PROBLEM DETAILS:
Please output only the lines that run from the line containing "Transcribe the text in this document." through the end of the material below, exactly.

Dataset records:

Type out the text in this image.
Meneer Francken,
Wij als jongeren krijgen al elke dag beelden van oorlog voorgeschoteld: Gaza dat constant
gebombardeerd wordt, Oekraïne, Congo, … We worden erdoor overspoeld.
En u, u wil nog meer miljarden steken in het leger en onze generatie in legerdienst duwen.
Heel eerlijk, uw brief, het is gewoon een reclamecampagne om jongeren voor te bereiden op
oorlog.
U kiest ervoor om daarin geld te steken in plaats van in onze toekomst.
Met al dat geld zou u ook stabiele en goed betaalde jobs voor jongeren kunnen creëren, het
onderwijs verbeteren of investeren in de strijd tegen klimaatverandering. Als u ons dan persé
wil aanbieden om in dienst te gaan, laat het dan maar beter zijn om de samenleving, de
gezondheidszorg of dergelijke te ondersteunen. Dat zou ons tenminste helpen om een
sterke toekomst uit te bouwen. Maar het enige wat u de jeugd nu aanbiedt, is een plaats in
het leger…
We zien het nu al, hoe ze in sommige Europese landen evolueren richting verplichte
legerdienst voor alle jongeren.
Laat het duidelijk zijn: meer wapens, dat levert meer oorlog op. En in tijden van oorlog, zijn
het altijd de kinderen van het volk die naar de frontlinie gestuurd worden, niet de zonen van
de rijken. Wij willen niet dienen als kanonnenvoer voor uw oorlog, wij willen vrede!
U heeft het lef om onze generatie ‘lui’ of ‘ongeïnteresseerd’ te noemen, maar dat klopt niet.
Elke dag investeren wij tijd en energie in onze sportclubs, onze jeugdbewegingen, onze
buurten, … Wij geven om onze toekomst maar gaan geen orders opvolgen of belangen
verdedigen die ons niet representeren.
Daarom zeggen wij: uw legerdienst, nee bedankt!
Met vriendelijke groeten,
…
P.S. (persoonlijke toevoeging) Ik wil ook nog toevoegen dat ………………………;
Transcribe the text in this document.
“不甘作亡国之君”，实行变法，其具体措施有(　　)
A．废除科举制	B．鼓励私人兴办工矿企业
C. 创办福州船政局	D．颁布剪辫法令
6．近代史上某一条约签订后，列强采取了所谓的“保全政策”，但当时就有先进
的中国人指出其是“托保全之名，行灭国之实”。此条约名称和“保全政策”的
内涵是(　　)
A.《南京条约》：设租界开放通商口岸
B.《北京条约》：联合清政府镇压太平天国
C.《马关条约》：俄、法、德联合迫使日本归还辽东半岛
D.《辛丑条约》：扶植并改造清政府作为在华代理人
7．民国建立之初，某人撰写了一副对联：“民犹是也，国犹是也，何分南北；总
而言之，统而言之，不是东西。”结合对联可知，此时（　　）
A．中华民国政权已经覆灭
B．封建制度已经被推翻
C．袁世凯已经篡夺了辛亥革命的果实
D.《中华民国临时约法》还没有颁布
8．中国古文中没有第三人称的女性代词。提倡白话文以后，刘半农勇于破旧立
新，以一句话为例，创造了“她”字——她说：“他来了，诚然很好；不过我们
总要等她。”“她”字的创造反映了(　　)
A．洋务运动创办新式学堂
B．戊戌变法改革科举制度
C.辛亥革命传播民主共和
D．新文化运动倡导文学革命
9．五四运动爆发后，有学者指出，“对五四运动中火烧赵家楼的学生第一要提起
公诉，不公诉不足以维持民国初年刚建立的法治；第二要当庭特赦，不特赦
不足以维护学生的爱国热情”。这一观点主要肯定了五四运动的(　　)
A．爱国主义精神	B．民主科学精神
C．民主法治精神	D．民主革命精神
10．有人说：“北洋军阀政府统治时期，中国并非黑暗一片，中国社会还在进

TASK ANSWER:
Transcribe the text in this document.
“不甘作亡国之君”，实行变法，其具体措施有(　　)
A．废除科举制	B．鼓励私人兴办工矿企业
C. 创办福州船政局	D．颁布剪辫法令
6．近代史上某一条约签订后，列强采取了所谓的“保全政策”，但当时就有先进
的中国人指出其是“托保全之名，行灭国之实”。此条约名称和“保全政策”的
内涵是(　　)
A.《南京条约》：设租界开放通商口岸
B.《北京条约》：联合清政府镇压太平天国
C.《马关条约》：俄、法、德联合迫使日本归还辽东半岛
D.《辛丑条约》：扶植并改造清政府作为在华代理人
7．民国建立之初，某人撰写了一副对联：“民犹是也，国犹是也，何分南北；总
而言之，统而言之，不是东西。”结合对联可知，此时（　　）
A．中华民国政权已经覆灭
B．封建制度已经被推翻
C．袁世凯已经篡夺了辛亥革命的果实
D.《中华民国临时约法》还没有颁布
8．中国古文中没有第三人称的女性代词。提倡白话文以后，刘半农勇于破旧立
新，以一句话为例，创造了“她”字——她说：“他来了，诚然很好；不过我们
总要等她。”“她”字的创造反映了(　　)
A．洋务运动创办新式学堂
B．戊戌变法改革科举制度
C.辛亥革命传播民主共和
D．新文化运动倡导文学革命
9．五四运动爆发后，有学者指出，“对五四运动中火烧赵家楼的学生第一要提起
公诉，不公诉不足以维持民国初年刚建立的法治；第二要当庭特赦，不特赦
不足以维护学生的爱国热情”。这一观点主要肯定了五四运动的(　　)
A．爱国主义精神	B．民主科学精神
C．民主法治精神	D．民主革命精神
10．有人说：“北洋军阀政府统治时期，中国并非黑暗一片，中国社会还在进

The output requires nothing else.